## [SET TASK]
Review the material line by line. Identify and copy every line that contains the string "make".

## [TASK INPUT]
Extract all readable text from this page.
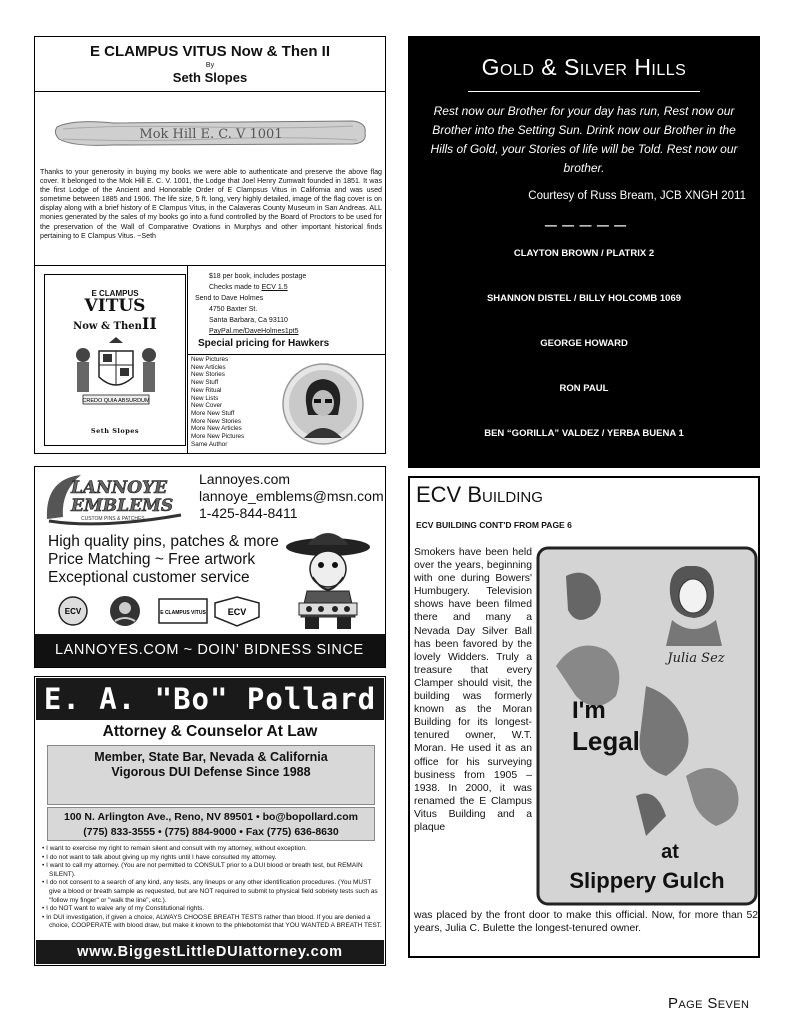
E CLAMPUS VITUS Now & Then II
By
Seth Slopes
Mok Hill E. C. V 1001

Thanks to your generosity in buying my books we were able to authenticate and preserve the above flag cover. It belonged to the Mok Hill E. C. V. 1001, the Lodge that Joel Henry Zumwalt founded in 1851. It was the first Lodge of the Ancient and Honorable Order of E Clampsus Vitus in California and was used sometime between 1885 and 1906. The life size, 5 ft. long, very highly detailed, image of the flag cover is on display along with a brief history of E Clampus Vitus, in the Calaveras County Museum in San Andreas. ALL monies generated by the sales of my books go into a fund controlled by the Board of Proctors to be used for the preservation of the Wall of Comparative Ovations in Murphys and other important historical finds pertaining to E Clampus Vitus. ~Seth

E CLAMPUS
VITUS
Now & ThenII
CREDO QUIA ABSURDUM
Seth Slopes
$18 per book, includes postage
Checks made to ECV 1.5
Send to Dave Holmes
4750 Baxter St.
Santa Barbara, Ca 93110
PayPal.me/DaveHolmes1pt5
Special pricing for Hawkers
New Pictures
New Articles
New Stories
New Stuff
New Ritual
New Lists
New Cover
More New Stuff
More New Stories
More New Articles
More New Pictures
Same Author
Gold & Silver Hills

Rest now our Brother for your day has run, Rest now our Brother into the Setting Sun. Drink now our Brother in the Hills of Gold, your Stories of life will be Told. Rest now our brother.

Courtesy of Russ Bream, JCB XNGH 2011
— — — — —
CLAYTON BROWN / PLATRIX 2
SHANNON DISTEL / BILLY HOLCOMB 1069
GEORGE HOWARD
RON PAUL
BEN “GORILLA” VALDEZ / YERBA BUENA 1
LANNOYE
EMBLEMS
CUSTOM PINS & PATCHES
Lannoyes.com
lannoye_emblems@msn.com
1-425-844-8411
High quality pins, patches & more
Price Matching ~ Free artwork
Exceptional customer service
ECV	E CLAMPUS VITUS ECV
LANNOYES.COM ~ DOIN' BIDNESS SINCE
E. A. "Bo" Pollard
Attorney & Counselor At Law
Member, State Bar, Nevada & California
Vigorous DUI Defense Since 1988
100 N. Arlington Ave., Reno, NV 89501 • bo@bopollard.com
(775) 833-3555 • (775) 884-9000 • Fax (775) 636-8630
• I want to exercise my right to remain silent and consult with my attorney, without exception.
• I do not want to talk about giving up my rights until I have consulted my attorney.
• I want to call my attorney. (You are not permitted to CONSULT prior to a DUI blood or breath test, but REMAIN SILENT).
• I do not consent to a search of any kind, any tests, any lineups or any other identification procedures. (You MUST give a blood or breath sample as requested, but are NOT required to submit to physical field sobriety tests such as "follow my finger" or "walk the line", etc.).
• I do NOT want to waive any of my Constitutional rights.
• In DUI investigation, if given a choice, ALWAYS CHOOSE BREATH TESTS rather than blood. If you are denied a choice, COOPERATE with blood draw, but make it known to the phlebotomist that YOU WANTED A BREATH TEST.
www.BiggestLittleDUIattorney.com
ECV Building
ECV BUILDING CONT'D FROM PAGE 6

Smokers have been held over the years, beginning with one during Bowers' Humbugery. Television shows have been filmed there and many a Nevada Day Silver Ball has been favored by the lovely Widders. Truly a treasure that every Clamper should visit, the building was formerly known as the Moran Building for its longest-tenured owner, W.T. Moran. He used it as an office for his surveying business from 1905 – 1938. In 2000, it was renamed the E Clampus Vitus Building and a plaque

Julia Sez
I'm
Legal
at
Slippery Gulch

was placed by the front door to make this official. Now, for more than 52 years, Julia C. Bulette the longest-tenured owner.

Page Seven
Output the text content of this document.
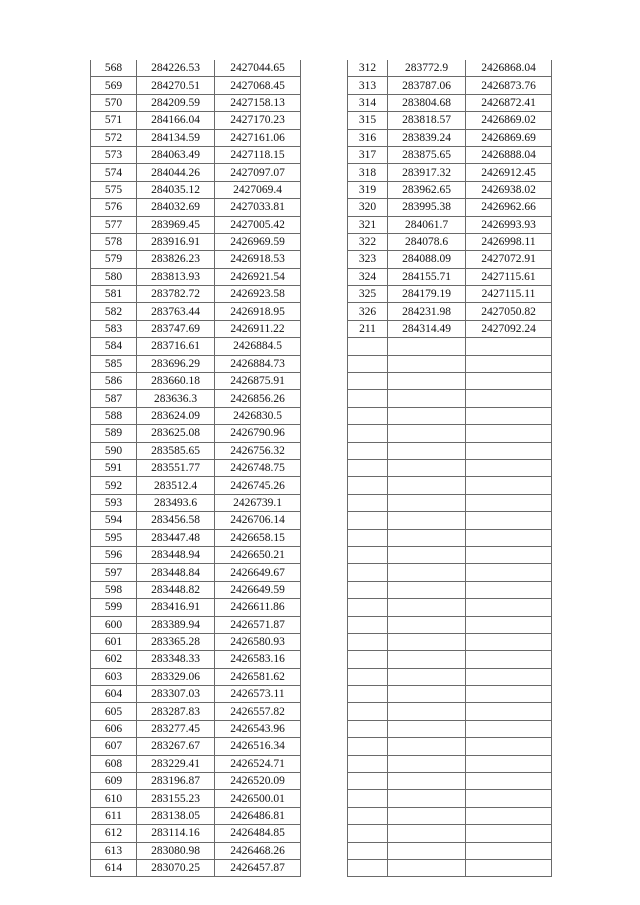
568	284226.53	2427044.65
569	284270.51	2427068.45
570	284209.59	2427158.13
571	284166.04	2427170.23
572	284134.59	2427161.06
573	284063.49	2427118.15
574	284044.26	2427097.07
575	284035.12	2427069.4
576	284032.69	2427033.81
577	283969.45	2427005.42
578	283916.91	2426969.59
579	283826.23	2426918.53
580	283813.93	2426921.54
581	283782.72	2426923.58
582	283763.44	2426918.95
583	283747.69	2426911.22
584	283716.61	2426884.5
585	283696.29	2426884.73
586	283660.18	2426875.91
587	283636.3	2426856.26
588	283624.09	2426830.5
589	283625.08	2426790.96
590	283585.65	2426756.32
591	283551.77	2426748.75
592	283512.4	2426745.26
593	283493.6	2426739.1
594	283456.58	2426706.14
595	283447.48	2426658.15
596	283448.94	2426650.21
597	283448.84	2426649.67
598	283448.82	2426649.59
599	283416.91	2426611.86
600	283389.94	2426571.87
601	283365.28	2426580.93
602	283348.33	2426583.16
603	283329.06	2426581.62
604	283307.03	2426573.11
605	283287.83	2426557.82
606	283277.45	2426543.96
607	283267.67	2426516.34
608	283229.41	2426524.71
609	283196.87	2426520.09
610	283155.23	2426500.01
611	283138.05	2426486.81
612	283114.16	2426484.85
613	283080.98	2426468.26
614	283070.25	2426457.87
312	283772.9	2426868.04
313	283787.06	2426873.76
314	283804.68	2426872.41
315	283818.57	2426869.02
316	283839.24	2426869.69
317	283875.65	2426888.04
318	283917.32	2426912.45
319	283962.65	2426938.02
320	283995.38	2426962.66
321	284061.7	2426993.93
322	284078.6	2426998.11
323	284088.09	2427072.91
324	284155.71	2427115.61
325	284179.19	2427115.11
326	284231.98	2427050.82
211	284314.49	2427092.24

## [TASK RESULT]
• In DUI investigation, if given a choice, ALWAYS CHOOSE BREATH TESTS rather than blood. If you are denied a choice, COOPERATE with blood draw, but make it known to the phlebotomist that YOU WANTED A BREATH TEST.
was placed by the front door to make this official. Now, for more than 52 years, Julia C. Bulette the longest-tenured owner.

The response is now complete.